PAGE EXCERPT

━━━━━━━━━━━━━━━━━━━━

Note that with this mildly modified FS, Minix is very close to being as
fast as good old DOS.  Like any other O/S, a little testing would reveal
areas of the FS code where more performance could be gained.

>Greg Hinton
>INET: hinton@netcom.uucp
>UUCP: ...!uunet!apple!netcom!hinton

-- Guy Helmer
   BITNET: HELMER@SDNET

chasm@attctc.Dallas.TX.US (Charles Marslett) (08/19/89)

In article <2150@netcom.UUCP>, hinton@netcom.UUCP (Greg Hinton) writes:
> In article <18613@princeton.Princeton.EDU> nfs@notecnirp.UUCP (Norbert Schlenker) writes:
> Considering that DOS uses a write-through cache -- i.e. writes are NEVER
> delayed -- I don't see how MINIX's delayed-write cache could possibly
> contribute to a slowdown in output.  All other things being equal, doesn't
> a delayed-write cache guarantee higher throughput?

Note that DOS uses a write through cache for the data -- not the FAT (which
is its equivalent of inodes).  As a result, the FAT is normally accessed only
when the internal cache buffer is otherwise needed (for a write), when the
current block of the FAT contains no more unused clusters (for a read) or
when the "other" floppy is accessed (in a single floppy system), or when
the file is closed (the most common).  As a result,
if BUFFERS is not inadequately low, output of a sequential file to the disk
will be very nearly as fast as is possible on the hardware..

This is equivalent to caching all inode writes in a delayed write buffer
and writing all the data blocks directly through the cache.  Just about
the inverse of the Minix philosophy.  It is rather dangerous except for the
"intelligence" built into it -- a file close operation "fixes" the disk
so that the only messed up data on the disk is the current output files
should the system crash, and in most cases, the effect of a crash is that
no clusters are allocated and the data written to the disk is lost.  Some
additional code in the MSDOS fs tries to not reuse clusters that were
recently freed, so even some of the potentially dangerous mixes of operations
can still be defused.  [At the expense of a bit of allocation complexity ;^]

> In article <2131@ditsyda.oz> evans@ditsyda.oz (Bruce Evans) writes:
> >(Remove the
> >WRITE_IMMED's from all but the super block and map blocks in fs/buf.h.)

━━━━━━━━━━━━━━━━━━━━

Element location data
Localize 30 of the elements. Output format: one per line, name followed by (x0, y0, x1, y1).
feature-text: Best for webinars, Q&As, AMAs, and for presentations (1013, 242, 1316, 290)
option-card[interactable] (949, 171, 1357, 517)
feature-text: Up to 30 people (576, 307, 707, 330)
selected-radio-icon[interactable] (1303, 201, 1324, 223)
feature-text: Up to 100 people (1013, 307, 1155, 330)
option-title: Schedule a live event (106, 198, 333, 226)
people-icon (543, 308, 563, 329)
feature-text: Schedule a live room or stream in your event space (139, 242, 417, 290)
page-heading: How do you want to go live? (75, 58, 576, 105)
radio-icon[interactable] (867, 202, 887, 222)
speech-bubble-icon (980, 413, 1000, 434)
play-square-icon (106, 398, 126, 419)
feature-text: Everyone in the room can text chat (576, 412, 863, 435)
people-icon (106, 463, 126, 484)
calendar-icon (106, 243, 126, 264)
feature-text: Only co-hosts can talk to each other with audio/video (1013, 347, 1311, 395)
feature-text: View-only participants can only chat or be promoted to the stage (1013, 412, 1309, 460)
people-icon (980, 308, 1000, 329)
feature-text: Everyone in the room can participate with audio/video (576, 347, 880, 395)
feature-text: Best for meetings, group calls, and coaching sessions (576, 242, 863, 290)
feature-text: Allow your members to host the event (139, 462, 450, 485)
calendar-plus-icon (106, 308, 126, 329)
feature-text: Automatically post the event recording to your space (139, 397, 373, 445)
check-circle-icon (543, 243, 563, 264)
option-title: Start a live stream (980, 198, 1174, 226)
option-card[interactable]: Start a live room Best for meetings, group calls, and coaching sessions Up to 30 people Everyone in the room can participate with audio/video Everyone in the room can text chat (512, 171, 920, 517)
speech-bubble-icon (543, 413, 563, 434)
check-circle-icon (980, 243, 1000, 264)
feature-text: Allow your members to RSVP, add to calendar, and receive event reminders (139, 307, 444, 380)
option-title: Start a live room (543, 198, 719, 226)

━━━━━━━━━━━━━━━━━━━━

WHAT TO PRODUCE
Reproduce word for word the passage of the Minix and DOS caching discussion above, everything from "Note that with" down to "(Charles Marslett) (08/19/89)".

ANSWER
Note that with this mildly modified FS, Minix is very close to being as
fast as good old DOS.  Like any other O/S, a little testing would reveal
areas of the FS code where more performance could be gained.

>Greg Hinton
>INET: hinton@netcom.uucp
>UUCP: ...!uunet!apple!netcom!hinton

-- Guy Helmer
   BITNET: HELMER@SDNET

chasm@attctc.Dallas.TX.US (Charles Marslett) (08/19/89)